* Saved entries:
--- BEGIN ---

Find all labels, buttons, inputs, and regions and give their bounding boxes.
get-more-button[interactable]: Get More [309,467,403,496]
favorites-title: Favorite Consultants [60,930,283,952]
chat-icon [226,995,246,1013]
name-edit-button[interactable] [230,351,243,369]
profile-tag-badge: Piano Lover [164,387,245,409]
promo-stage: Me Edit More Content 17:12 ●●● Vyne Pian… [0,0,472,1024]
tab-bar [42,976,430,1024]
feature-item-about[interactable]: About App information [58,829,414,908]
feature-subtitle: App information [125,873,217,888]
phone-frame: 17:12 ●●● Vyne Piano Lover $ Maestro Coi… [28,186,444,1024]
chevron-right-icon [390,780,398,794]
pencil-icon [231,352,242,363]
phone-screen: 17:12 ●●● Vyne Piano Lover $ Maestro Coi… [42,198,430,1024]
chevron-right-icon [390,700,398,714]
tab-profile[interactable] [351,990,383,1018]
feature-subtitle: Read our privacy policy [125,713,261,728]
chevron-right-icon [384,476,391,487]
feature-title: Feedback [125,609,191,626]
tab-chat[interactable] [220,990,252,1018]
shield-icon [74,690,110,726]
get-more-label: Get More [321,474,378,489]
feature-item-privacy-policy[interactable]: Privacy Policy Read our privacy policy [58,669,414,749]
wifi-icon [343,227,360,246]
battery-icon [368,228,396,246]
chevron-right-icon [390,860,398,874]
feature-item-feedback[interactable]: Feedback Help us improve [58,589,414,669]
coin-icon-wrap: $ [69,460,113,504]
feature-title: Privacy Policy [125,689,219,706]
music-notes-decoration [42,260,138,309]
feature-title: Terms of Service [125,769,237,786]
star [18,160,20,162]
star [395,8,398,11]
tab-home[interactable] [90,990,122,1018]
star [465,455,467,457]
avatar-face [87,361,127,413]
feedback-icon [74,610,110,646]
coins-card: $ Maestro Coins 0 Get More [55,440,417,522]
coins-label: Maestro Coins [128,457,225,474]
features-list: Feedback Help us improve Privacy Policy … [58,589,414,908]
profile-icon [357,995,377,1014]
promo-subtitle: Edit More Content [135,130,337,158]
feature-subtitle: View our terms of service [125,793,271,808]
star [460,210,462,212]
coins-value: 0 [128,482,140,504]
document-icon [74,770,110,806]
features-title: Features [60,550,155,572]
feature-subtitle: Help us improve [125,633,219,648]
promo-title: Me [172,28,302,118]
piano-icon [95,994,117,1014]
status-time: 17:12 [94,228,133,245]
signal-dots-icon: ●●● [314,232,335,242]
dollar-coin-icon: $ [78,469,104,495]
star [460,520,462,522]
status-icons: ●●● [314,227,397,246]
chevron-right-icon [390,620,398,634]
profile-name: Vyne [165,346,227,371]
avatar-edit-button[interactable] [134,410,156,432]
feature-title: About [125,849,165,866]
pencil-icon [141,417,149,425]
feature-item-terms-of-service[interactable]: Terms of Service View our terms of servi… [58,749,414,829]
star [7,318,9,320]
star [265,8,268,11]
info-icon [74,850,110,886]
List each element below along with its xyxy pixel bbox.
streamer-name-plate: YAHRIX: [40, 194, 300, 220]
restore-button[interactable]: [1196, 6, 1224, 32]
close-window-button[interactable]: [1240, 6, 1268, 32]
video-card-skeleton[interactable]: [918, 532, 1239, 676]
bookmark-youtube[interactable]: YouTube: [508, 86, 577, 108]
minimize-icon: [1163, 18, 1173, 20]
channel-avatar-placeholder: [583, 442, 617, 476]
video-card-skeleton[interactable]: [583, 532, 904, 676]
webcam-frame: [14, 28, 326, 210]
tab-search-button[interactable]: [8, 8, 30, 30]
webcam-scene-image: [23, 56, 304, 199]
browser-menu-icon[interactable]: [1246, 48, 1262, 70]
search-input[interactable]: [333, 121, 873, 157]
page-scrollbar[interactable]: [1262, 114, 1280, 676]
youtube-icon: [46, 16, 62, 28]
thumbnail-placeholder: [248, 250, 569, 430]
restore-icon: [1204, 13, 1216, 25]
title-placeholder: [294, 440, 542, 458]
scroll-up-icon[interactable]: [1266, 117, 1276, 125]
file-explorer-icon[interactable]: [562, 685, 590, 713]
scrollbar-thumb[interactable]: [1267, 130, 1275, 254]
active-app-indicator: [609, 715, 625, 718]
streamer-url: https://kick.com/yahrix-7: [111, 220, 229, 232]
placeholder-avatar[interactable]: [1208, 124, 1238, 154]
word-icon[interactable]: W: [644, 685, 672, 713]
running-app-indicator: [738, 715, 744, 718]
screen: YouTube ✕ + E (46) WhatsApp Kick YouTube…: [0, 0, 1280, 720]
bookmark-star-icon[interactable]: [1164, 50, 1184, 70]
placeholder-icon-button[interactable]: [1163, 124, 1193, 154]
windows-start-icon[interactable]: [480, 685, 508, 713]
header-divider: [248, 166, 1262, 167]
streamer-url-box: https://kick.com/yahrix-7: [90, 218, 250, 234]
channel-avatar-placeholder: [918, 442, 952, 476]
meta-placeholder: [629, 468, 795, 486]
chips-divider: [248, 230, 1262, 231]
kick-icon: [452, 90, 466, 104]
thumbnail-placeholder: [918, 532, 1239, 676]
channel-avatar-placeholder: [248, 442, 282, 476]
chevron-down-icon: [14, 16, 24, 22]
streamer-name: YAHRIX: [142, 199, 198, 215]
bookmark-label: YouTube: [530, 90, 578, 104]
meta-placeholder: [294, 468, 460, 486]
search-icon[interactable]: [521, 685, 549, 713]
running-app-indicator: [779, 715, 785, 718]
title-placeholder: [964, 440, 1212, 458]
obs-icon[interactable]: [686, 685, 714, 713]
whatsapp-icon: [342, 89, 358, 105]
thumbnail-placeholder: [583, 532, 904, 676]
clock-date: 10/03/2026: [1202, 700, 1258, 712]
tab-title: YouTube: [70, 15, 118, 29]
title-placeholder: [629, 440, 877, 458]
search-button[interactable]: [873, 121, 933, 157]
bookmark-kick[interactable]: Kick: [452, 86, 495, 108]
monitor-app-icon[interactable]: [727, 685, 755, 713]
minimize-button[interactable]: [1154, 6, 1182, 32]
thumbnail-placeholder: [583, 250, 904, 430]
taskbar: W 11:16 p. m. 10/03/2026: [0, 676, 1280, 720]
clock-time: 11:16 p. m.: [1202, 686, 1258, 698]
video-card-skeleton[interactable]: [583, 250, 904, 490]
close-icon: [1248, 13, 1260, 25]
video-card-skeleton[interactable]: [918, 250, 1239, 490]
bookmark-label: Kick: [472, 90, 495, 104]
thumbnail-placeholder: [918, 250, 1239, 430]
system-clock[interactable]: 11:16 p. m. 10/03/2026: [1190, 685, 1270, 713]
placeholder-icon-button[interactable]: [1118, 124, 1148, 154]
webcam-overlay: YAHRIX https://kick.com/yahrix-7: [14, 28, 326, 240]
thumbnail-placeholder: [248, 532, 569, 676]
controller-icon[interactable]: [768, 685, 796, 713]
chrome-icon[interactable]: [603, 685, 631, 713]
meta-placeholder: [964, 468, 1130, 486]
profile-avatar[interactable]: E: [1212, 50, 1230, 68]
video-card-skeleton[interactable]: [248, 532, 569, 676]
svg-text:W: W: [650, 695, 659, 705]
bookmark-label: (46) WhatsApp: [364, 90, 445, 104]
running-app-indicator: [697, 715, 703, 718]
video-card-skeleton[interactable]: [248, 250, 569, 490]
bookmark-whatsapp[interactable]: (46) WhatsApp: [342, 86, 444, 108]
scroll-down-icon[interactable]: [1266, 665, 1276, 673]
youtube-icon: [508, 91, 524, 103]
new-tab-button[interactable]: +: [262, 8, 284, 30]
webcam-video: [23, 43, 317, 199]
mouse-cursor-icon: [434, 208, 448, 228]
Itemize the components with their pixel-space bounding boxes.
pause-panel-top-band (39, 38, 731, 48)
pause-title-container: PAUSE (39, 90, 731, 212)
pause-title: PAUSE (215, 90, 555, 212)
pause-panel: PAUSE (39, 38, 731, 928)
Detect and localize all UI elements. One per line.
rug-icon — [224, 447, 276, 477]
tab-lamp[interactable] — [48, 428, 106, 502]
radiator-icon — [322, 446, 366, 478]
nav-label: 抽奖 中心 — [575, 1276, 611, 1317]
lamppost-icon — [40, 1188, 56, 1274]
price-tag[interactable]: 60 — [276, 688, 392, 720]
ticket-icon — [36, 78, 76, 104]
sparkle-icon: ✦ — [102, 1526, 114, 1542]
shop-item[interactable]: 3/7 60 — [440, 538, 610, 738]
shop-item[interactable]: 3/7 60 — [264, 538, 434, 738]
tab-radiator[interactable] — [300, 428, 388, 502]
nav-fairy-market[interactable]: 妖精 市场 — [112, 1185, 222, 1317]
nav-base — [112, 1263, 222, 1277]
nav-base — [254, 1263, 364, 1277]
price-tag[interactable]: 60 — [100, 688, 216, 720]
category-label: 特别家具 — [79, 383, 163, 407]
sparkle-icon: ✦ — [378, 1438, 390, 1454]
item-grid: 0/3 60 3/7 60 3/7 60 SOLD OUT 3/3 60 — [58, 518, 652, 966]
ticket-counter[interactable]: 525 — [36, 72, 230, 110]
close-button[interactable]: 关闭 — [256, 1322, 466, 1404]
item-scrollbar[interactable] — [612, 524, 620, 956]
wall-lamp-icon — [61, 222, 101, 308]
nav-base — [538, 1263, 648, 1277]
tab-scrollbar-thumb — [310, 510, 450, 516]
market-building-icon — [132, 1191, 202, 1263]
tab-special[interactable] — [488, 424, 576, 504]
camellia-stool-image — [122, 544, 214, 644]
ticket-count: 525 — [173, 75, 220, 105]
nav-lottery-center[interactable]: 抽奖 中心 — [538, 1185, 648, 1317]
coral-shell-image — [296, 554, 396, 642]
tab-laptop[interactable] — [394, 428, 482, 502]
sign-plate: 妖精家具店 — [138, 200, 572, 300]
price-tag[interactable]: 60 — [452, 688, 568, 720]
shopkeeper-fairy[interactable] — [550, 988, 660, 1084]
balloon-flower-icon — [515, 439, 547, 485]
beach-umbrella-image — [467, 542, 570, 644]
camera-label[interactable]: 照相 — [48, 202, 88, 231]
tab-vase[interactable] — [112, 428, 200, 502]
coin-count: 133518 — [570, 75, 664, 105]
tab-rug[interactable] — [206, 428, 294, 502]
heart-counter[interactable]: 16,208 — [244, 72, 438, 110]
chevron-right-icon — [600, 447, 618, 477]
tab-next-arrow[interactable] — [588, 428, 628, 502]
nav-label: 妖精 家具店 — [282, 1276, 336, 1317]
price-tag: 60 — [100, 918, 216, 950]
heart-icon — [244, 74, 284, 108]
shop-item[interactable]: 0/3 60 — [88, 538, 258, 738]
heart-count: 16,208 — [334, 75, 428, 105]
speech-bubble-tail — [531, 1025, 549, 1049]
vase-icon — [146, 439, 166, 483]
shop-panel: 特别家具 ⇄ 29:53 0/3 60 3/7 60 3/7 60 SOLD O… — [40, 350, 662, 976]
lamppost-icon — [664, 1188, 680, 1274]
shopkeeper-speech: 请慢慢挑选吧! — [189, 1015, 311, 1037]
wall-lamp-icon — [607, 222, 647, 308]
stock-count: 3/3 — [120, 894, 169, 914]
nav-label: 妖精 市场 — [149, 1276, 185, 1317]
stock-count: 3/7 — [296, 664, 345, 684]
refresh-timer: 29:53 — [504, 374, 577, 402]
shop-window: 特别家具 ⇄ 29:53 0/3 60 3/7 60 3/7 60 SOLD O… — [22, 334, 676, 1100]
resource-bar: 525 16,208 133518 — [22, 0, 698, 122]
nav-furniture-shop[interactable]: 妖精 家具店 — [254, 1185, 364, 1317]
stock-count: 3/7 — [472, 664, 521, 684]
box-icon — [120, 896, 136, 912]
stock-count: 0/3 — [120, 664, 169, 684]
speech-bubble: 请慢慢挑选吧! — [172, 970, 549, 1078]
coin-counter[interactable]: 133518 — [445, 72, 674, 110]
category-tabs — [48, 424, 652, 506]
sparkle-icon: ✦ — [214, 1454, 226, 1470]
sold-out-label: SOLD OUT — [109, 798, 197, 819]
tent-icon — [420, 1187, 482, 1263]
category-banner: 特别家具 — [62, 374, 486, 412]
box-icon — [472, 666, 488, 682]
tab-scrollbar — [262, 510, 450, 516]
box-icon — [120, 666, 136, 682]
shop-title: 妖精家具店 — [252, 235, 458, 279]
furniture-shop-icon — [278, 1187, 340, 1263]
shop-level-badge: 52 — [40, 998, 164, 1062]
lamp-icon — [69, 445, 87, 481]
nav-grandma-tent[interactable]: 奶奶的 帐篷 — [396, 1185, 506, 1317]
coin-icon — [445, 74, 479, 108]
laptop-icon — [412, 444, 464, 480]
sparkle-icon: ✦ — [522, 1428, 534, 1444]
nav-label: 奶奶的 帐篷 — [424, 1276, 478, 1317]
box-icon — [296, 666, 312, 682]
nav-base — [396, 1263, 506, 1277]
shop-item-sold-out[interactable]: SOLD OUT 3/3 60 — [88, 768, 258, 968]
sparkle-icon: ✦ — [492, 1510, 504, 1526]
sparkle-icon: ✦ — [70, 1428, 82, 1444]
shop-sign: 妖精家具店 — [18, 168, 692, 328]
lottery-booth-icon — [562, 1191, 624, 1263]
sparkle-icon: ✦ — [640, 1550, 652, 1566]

--- END ---

* DIRECTION: Could you return the lines above word for word, starting at the first line and ending at the line that contains "feature-subtitle: App information", with both of those lines included?

* EXPECTED ANSWER:
Find all labels, buttons, inputs, and regions and give their bounding boxes.
get-more-button[interactable]: Get More [309,467,403,496]
favorites-title: Favorite Consultants [60,930,283,952]
chat-icon [226,995,246,1013]
name-edit-button[interactable] [230,351,243,369]
profile-tag-badge: Piano Lover [164,387,245,409]
promo-stage: Me Edit More Content 17:12 ●●● Vyne Pian… [0,0,472,1024]
tab-bar [42,976,430,1024]
feature-item-about[interactable]: About App information [58,829,414,908]
feature-subtitle: App information [125,873,217,888]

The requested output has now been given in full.